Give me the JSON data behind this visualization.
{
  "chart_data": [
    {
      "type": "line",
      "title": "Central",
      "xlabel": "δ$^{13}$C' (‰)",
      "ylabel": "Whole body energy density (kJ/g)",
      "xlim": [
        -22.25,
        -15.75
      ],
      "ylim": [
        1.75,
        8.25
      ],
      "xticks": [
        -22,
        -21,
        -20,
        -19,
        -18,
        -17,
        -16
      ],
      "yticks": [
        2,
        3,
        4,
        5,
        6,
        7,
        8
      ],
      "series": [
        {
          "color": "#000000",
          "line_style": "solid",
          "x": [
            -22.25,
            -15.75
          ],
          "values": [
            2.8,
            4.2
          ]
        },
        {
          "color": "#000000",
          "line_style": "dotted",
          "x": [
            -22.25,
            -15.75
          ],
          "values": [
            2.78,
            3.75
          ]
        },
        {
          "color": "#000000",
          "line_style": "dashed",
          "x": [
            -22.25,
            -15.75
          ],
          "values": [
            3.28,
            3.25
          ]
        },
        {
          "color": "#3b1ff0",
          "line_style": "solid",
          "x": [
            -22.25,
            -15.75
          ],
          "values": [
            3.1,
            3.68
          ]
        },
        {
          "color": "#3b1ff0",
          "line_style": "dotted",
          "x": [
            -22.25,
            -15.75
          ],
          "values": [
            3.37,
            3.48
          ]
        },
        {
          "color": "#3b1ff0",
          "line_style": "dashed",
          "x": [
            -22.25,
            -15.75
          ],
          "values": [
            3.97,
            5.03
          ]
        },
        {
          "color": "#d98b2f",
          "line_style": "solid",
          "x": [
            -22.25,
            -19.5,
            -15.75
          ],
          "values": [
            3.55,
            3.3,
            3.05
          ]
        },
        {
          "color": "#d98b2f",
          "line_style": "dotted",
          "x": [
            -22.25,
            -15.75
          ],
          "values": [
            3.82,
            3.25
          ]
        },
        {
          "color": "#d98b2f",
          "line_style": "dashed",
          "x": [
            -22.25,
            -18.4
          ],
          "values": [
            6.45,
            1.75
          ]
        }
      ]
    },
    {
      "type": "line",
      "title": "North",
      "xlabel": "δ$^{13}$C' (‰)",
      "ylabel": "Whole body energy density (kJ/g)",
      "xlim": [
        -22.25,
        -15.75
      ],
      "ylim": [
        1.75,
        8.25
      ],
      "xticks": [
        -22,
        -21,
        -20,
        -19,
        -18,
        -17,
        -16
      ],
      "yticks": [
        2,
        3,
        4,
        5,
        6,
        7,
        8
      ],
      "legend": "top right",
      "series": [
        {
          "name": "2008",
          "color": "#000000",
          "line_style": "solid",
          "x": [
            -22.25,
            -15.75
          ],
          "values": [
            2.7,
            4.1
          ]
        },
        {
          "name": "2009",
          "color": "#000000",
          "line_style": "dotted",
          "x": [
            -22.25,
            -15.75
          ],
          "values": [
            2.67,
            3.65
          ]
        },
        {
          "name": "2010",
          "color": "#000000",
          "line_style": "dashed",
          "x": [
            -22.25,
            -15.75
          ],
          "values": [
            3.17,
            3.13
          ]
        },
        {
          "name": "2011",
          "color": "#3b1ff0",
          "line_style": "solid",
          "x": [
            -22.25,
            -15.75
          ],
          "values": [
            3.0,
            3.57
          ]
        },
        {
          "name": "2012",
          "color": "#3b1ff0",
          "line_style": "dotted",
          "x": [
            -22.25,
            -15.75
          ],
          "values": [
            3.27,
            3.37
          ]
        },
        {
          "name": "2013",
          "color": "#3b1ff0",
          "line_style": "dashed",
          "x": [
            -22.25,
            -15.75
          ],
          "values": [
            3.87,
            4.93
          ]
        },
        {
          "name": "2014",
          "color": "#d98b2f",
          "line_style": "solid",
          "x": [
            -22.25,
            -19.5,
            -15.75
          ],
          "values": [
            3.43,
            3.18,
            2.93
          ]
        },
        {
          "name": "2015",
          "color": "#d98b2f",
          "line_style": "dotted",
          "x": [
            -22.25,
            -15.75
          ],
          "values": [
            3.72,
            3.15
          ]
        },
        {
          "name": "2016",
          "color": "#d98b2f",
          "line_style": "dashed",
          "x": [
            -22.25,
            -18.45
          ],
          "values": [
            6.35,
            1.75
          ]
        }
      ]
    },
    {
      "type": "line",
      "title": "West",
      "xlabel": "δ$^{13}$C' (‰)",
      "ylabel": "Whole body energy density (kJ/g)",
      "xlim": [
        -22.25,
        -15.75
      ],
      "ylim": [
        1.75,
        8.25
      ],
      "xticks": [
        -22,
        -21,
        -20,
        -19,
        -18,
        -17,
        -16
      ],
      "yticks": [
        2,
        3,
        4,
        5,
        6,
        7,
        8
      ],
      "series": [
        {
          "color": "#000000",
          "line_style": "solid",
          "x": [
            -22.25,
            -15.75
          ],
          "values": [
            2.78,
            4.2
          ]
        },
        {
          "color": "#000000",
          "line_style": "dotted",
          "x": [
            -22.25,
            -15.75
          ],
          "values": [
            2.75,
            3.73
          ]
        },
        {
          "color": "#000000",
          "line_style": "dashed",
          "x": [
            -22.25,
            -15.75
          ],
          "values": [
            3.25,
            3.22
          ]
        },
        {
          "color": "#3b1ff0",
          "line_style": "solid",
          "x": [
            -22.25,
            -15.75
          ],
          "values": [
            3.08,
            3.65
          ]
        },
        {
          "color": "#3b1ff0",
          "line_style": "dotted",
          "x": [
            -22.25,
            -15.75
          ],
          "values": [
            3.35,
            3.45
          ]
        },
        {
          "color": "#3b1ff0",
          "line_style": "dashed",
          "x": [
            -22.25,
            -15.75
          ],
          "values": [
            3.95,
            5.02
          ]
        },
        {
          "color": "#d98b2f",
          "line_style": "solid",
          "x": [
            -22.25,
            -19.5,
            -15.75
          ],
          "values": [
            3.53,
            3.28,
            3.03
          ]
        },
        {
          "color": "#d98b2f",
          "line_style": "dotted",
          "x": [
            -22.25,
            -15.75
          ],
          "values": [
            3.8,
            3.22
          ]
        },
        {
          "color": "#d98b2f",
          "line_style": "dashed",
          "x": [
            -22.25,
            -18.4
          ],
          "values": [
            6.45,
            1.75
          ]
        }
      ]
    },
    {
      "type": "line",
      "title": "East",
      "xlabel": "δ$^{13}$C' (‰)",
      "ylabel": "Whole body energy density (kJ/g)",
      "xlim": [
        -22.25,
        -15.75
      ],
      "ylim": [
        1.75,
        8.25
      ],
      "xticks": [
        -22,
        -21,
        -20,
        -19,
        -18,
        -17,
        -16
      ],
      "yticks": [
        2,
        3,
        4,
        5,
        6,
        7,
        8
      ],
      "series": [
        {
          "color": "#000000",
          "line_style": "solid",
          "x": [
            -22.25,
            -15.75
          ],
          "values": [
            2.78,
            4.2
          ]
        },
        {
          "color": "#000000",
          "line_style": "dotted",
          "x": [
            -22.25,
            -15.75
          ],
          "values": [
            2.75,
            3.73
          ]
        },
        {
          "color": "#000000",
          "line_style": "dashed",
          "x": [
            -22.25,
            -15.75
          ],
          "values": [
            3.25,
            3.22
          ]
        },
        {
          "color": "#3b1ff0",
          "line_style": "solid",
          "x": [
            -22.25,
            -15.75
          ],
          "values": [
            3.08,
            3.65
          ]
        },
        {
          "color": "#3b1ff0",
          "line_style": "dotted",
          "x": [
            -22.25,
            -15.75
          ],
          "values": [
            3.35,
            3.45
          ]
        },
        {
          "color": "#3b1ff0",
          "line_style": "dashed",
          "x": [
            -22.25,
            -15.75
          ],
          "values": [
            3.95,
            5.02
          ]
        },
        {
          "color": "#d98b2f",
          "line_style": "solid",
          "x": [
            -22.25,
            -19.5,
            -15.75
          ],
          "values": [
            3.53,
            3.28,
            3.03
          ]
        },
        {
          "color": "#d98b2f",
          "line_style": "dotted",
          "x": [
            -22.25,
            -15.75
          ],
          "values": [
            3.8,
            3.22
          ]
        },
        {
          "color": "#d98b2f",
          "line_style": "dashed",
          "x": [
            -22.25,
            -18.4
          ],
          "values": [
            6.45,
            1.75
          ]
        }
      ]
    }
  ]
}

### [TASK STATEMENT]
Go through the records and copy each line with "name" in it.

### [EXERCISE SOLUTION]
          "name": "2008",
          "name": "2009",
          "name": "2010",
          "name": "2011",
          "name": "2012",
          "name": "2013",
          "name": "2014",
          "name": "2015",
          "name": "2016",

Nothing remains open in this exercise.